_What needs to be done_.
Look through the entries below and report how many lines hold the string "Comments". Only the number is wanted.

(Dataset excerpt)

★ ★ ★ ★

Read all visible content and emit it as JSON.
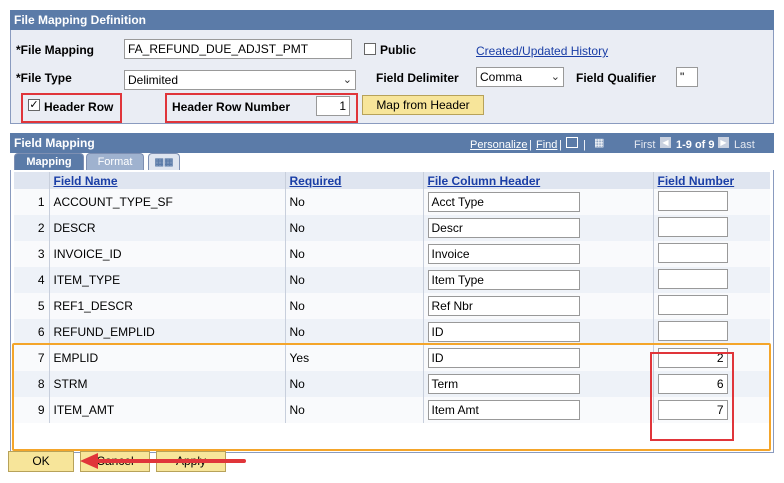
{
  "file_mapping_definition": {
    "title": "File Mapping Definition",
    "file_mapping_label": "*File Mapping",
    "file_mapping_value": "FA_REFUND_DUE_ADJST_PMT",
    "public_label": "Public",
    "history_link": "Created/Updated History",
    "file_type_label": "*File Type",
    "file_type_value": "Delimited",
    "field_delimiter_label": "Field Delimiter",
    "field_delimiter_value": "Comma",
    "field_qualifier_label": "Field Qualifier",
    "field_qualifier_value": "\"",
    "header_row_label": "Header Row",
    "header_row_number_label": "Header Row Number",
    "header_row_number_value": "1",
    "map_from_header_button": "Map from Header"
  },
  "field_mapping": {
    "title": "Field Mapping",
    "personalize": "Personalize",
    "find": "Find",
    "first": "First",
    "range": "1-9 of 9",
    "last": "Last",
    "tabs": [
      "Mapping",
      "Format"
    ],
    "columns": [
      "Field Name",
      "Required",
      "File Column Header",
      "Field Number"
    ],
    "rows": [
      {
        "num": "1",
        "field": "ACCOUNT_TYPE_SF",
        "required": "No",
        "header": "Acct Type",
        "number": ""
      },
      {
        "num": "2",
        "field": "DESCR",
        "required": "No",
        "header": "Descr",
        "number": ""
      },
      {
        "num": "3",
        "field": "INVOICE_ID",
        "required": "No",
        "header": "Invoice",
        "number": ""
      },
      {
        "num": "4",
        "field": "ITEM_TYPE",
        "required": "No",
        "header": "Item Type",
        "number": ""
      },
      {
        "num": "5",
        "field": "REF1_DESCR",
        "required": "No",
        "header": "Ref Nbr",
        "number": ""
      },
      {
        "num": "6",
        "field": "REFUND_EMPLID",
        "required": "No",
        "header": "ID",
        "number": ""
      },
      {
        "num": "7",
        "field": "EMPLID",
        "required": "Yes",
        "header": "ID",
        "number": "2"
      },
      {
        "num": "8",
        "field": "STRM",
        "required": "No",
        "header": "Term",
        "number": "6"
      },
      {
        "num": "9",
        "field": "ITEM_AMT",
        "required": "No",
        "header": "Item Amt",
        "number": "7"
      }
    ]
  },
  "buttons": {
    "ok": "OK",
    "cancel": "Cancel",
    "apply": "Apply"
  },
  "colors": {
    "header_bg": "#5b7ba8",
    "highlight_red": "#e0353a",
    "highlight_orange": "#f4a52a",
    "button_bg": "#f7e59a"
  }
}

★ ★ ★ ★

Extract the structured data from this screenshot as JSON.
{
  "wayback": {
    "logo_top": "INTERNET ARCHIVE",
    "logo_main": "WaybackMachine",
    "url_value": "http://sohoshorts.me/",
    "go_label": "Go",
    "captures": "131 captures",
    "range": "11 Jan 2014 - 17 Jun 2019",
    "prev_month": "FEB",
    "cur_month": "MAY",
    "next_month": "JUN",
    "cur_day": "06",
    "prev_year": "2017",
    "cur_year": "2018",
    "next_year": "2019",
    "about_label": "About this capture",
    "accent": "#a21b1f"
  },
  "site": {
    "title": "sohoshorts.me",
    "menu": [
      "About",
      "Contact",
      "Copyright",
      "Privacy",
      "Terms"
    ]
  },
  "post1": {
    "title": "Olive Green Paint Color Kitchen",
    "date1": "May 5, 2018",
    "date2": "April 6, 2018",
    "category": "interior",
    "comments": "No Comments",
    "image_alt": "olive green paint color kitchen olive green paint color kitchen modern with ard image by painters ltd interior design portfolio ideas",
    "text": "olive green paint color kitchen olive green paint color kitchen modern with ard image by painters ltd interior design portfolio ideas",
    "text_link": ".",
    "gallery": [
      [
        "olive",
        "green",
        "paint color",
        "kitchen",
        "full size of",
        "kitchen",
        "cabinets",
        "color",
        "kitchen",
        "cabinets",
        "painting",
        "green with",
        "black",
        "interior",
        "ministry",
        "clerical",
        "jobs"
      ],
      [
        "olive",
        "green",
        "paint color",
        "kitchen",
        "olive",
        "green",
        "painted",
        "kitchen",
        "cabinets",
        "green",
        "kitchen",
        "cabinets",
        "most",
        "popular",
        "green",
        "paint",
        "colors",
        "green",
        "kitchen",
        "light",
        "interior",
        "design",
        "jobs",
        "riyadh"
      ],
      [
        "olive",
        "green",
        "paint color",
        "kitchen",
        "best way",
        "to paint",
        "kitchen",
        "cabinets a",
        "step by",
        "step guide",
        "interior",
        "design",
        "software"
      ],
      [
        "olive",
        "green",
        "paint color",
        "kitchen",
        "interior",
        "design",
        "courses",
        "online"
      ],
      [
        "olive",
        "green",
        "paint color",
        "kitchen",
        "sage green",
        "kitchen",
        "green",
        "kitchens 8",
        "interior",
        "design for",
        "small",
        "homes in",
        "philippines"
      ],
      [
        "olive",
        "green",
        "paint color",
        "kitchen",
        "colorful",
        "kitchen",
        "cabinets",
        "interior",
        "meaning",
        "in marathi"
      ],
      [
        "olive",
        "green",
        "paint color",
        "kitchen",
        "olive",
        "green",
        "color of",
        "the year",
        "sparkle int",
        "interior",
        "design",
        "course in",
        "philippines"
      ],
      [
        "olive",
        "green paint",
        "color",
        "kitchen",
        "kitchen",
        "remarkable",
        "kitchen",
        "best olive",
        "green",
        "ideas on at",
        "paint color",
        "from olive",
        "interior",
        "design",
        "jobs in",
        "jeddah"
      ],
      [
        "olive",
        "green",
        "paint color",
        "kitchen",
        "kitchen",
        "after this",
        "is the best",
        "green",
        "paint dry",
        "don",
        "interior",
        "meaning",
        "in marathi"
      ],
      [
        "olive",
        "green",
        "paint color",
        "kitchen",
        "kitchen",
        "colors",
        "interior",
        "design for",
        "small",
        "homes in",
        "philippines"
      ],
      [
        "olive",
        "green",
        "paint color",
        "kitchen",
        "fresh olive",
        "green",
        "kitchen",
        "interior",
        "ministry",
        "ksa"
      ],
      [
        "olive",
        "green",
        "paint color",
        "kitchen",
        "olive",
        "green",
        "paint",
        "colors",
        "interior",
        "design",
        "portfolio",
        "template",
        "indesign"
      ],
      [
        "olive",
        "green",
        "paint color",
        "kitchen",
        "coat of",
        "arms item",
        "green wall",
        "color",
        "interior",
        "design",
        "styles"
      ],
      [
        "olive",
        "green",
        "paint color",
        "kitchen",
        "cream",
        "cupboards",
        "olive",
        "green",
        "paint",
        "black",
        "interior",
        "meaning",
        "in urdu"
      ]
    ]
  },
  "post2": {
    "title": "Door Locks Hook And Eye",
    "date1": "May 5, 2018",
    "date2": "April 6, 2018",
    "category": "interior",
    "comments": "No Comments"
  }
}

★ ★ ★ ★

_Exercise response_.
2